:: Stored rows ::
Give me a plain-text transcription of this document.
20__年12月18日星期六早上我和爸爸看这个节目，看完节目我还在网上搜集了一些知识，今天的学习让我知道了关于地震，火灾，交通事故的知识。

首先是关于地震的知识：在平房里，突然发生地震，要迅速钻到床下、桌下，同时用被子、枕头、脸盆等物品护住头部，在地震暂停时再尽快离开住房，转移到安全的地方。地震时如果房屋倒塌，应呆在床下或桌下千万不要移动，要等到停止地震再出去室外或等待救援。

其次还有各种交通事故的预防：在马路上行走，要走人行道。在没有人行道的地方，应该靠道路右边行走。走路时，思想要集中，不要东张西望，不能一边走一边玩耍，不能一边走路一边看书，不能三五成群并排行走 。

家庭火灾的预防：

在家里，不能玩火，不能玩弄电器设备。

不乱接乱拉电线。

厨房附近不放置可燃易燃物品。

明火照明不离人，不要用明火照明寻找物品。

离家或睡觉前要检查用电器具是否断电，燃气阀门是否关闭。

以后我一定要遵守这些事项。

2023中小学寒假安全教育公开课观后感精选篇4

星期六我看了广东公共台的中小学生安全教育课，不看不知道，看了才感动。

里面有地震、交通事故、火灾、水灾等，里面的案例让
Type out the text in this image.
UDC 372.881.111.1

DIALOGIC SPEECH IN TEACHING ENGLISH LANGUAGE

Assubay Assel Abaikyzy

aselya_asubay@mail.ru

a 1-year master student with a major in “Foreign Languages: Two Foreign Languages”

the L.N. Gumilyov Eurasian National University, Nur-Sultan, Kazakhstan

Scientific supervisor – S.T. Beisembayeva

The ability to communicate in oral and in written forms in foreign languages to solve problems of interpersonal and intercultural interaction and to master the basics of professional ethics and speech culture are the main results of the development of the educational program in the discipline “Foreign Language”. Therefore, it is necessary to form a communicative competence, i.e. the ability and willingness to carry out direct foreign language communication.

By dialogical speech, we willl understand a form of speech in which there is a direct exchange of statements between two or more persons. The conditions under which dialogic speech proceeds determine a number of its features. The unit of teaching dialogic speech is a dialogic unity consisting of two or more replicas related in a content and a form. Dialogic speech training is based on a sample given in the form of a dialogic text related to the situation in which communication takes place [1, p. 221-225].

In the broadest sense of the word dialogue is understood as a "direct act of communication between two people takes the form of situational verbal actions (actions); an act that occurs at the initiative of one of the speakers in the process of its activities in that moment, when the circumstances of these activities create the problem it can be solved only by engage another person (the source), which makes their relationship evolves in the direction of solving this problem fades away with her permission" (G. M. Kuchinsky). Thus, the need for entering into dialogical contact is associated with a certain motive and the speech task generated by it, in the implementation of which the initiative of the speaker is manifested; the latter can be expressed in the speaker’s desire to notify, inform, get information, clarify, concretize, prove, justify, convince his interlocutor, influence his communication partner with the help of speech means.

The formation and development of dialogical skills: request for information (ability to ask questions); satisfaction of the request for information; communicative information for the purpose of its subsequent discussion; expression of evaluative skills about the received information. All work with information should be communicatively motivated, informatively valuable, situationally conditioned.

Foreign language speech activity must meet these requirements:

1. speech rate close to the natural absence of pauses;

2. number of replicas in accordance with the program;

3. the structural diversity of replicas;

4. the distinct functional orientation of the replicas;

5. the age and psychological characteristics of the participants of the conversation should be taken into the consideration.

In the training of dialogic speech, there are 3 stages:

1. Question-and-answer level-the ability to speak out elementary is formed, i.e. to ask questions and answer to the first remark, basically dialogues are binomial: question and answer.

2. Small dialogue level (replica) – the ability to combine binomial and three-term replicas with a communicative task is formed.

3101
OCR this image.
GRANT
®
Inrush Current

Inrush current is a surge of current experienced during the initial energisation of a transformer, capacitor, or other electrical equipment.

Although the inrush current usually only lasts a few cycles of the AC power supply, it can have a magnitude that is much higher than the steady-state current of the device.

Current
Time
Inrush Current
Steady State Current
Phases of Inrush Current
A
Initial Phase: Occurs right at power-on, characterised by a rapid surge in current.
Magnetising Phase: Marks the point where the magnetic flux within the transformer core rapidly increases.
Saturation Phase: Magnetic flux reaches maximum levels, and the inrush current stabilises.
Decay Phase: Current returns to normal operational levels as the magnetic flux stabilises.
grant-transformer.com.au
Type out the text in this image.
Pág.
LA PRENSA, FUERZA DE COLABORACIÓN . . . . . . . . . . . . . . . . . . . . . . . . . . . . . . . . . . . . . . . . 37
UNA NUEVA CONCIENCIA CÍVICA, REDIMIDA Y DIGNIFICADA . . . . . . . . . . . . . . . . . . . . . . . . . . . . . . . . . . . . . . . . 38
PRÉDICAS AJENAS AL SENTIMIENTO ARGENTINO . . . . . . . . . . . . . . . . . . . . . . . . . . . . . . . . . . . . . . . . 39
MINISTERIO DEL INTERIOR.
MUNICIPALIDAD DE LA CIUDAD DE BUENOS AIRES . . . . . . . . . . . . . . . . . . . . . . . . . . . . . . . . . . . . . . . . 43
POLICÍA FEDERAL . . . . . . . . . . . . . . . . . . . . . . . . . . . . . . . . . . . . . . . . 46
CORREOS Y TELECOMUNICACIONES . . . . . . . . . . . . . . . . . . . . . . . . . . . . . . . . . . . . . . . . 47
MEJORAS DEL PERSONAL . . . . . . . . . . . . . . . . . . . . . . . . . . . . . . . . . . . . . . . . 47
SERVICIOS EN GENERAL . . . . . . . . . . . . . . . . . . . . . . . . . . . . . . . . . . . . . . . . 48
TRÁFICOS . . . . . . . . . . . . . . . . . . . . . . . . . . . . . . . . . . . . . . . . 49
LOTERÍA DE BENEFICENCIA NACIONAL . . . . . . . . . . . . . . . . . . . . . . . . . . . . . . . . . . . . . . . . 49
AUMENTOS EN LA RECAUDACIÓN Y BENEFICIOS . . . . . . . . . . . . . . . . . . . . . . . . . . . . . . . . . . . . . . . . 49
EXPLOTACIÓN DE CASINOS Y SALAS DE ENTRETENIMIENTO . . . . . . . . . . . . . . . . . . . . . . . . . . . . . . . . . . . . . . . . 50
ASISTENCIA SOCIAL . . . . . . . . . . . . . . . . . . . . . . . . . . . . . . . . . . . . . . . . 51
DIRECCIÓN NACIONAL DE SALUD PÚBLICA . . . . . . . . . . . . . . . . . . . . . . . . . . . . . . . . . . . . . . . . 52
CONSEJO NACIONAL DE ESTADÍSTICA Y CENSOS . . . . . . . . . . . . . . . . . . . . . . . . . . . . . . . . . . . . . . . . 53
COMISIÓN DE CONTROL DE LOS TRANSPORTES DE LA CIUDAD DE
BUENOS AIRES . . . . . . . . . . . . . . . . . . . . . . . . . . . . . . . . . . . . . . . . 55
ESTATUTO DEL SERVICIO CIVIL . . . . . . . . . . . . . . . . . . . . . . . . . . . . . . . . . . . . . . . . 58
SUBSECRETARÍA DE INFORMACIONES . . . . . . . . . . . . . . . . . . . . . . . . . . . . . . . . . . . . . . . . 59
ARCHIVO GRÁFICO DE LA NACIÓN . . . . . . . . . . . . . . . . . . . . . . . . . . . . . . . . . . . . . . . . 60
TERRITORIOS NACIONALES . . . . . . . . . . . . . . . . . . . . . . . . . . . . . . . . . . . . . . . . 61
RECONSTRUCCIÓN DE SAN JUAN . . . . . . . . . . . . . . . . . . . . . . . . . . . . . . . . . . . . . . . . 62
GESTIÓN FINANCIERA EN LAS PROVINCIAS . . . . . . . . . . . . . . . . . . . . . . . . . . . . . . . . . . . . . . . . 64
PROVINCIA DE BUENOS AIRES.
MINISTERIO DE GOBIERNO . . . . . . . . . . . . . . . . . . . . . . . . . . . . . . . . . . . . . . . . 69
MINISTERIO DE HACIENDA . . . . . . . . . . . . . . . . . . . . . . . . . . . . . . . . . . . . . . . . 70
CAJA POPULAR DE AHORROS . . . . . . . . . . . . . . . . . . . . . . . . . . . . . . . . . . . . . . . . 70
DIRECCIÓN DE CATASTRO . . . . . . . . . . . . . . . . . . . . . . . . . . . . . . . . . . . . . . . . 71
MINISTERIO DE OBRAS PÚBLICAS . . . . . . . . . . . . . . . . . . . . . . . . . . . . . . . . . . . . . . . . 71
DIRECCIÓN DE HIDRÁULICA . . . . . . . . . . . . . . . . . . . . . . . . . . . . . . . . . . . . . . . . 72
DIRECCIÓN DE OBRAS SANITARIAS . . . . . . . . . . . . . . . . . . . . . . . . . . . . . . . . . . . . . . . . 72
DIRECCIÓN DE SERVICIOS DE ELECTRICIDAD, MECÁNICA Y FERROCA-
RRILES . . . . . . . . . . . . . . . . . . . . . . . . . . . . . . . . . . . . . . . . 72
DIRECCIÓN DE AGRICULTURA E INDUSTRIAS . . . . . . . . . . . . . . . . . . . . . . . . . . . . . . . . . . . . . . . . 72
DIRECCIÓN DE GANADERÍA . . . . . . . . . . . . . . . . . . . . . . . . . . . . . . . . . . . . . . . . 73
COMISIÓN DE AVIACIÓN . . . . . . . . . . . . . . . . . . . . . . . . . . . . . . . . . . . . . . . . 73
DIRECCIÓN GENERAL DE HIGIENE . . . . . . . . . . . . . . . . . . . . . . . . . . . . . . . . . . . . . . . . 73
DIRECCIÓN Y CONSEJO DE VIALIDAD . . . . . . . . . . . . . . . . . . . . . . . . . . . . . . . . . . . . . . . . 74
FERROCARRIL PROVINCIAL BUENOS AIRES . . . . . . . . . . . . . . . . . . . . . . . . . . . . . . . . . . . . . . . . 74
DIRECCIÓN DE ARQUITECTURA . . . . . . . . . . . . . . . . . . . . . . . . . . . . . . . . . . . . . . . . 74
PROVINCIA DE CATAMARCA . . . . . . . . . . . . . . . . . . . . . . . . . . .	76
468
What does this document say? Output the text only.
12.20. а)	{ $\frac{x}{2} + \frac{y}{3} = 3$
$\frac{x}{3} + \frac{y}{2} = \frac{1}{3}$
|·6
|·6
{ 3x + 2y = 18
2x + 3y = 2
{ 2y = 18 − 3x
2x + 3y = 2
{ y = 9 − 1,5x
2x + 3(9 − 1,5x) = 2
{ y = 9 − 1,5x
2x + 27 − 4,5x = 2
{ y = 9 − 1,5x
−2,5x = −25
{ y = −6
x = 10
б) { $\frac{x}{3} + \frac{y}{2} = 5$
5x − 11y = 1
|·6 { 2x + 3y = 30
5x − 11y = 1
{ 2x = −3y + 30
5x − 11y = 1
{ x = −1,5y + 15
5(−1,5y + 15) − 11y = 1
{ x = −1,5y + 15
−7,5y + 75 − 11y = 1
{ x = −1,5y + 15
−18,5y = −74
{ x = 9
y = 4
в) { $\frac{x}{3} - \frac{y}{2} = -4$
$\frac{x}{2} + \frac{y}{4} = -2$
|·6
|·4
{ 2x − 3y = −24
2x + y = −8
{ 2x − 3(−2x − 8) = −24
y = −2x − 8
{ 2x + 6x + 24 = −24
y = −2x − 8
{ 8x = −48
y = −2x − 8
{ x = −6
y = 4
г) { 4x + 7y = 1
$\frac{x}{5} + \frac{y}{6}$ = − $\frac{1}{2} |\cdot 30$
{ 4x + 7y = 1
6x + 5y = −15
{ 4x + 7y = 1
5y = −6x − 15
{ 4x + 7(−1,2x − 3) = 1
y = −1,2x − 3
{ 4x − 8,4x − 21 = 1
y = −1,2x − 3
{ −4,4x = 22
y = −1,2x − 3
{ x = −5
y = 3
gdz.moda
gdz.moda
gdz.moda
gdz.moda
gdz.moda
:::
Count how many lines of the data include the word "SERVICIOS". Your reply should be that number alone.

▶ [Task answer] 2